=== Work to do ===
Please copy every line of the records below that holds the word "state".

* * * * * * * * *

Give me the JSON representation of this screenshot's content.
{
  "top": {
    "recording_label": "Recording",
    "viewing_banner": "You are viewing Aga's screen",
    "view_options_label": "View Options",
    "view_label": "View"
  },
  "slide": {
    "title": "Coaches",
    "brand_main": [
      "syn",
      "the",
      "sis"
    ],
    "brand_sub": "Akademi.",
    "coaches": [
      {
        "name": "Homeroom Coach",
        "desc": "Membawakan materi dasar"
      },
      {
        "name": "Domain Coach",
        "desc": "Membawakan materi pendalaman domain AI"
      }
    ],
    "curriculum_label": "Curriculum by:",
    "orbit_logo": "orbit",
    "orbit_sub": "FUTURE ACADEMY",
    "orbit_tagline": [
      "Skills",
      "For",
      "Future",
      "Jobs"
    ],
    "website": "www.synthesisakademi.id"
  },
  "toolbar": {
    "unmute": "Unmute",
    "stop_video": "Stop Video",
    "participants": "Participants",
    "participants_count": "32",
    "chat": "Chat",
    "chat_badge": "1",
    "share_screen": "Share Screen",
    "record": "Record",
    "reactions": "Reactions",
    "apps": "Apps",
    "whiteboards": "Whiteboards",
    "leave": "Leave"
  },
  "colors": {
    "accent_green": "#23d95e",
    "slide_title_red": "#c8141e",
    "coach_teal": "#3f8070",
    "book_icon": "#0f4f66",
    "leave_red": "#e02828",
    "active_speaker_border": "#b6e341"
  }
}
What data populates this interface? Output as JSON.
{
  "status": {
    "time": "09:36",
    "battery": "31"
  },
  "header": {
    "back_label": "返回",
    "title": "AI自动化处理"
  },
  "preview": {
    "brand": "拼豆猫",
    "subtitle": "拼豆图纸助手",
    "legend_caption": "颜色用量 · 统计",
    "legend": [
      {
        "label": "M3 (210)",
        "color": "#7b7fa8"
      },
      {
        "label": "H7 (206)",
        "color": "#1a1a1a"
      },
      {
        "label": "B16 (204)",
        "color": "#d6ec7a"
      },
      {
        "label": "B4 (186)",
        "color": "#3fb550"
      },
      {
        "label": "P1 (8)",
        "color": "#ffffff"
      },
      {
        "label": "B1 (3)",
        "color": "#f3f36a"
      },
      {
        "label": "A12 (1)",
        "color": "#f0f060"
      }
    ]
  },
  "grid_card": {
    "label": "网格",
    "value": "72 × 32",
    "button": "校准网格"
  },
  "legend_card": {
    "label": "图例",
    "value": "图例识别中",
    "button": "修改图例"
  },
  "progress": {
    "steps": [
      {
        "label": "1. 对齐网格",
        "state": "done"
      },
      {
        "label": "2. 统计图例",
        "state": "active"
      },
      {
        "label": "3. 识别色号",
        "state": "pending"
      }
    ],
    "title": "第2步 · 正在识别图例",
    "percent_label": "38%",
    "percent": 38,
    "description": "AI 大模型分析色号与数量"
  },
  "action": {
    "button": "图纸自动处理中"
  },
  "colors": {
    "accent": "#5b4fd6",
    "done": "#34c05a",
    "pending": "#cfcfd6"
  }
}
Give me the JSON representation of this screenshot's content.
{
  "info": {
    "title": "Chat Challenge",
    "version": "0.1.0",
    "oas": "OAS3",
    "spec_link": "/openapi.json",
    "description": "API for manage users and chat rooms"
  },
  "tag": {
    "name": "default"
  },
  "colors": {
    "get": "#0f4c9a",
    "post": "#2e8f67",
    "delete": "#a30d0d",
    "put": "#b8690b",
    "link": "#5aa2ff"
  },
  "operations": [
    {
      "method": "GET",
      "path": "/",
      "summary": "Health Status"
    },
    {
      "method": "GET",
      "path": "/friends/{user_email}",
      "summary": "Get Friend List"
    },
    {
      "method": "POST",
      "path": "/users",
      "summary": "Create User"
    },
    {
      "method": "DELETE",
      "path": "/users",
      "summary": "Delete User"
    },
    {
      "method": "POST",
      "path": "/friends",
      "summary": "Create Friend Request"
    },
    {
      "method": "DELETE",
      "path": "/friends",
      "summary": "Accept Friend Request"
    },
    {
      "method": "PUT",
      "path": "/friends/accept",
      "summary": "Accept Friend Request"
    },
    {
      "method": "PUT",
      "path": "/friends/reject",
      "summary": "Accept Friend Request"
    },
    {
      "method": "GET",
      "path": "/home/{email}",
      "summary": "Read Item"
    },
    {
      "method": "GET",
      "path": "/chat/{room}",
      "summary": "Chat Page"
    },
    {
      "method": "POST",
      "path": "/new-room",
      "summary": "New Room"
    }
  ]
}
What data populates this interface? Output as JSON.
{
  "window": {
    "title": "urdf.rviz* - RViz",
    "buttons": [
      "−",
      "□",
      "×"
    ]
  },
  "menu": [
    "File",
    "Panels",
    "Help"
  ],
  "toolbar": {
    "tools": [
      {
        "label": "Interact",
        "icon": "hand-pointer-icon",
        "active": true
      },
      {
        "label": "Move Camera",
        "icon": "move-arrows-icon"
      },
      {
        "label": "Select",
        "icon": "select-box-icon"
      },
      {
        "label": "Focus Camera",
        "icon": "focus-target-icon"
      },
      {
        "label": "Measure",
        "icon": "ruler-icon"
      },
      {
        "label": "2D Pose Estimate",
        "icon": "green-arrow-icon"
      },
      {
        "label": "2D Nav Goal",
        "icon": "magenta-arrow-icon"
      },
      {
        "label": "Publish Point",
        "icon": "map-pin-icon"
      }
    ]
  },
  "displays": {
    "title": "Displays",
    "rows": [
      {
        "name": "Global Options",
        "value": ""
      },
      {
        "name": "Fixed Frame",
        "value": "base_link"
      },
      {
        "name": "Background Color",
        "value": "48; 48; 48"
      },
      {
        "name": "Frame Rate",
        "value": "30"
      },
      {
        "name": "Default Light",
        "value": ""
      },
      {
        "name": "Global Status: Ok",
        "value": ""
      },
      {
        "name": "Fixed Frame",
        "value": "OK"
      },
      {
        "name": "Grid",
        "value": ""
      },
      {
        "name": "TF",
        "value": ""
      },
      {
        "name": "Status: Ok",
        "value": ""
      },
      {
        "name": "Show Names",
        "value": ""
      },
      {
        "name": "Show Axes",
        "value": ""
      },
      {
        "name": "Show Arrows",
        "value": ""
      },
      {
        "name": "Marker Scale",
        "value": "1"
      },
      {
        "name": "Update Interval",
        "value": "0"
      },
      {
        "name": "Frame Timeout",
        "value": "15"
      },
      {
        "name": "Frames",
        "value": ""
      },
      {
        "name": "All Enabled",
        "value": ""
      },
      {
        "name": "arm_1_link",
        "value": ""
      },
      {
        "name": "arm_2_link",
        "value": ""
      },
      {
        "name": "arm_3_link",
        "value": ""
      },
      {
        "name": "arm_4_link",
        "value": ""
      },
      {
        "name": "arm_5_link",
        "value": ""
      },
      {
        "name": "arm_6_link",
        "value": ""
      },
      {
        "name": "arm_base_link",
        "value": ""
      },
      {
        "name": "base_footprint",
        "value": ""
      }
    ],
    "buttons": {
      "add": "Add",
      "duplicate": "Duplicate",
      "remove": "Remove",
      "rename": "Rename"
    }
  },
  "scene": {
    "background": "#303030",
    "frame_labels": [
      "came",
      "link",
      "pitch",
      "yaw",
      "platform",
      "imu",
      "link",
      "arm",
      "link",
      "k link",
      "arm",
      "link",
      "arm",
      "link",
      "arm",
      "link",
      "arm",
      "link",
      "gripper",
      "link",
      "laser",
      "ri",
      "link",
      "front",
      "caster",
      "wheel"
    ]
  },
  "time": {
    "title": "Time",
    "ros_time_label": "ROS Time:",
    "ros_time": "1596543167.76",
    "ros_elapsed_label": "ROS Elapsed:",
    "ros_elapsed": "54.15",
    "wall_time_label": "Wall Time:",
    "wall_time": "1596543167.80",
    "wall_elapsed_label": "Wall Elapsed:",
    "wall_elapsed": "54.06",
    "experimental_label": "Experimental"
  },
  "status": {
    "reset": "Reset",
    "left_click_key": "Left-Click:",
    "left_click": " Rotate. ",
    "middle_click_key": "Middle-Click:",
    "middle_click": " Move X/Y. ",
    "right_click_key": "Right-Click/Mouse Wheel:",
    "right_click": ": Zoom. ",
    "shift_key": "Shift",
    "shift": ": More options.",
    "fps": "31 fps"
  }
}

* * * * * * * * *

=== Expected answer ===
        "state": "done"
        "state": "active"
        "state": "pending"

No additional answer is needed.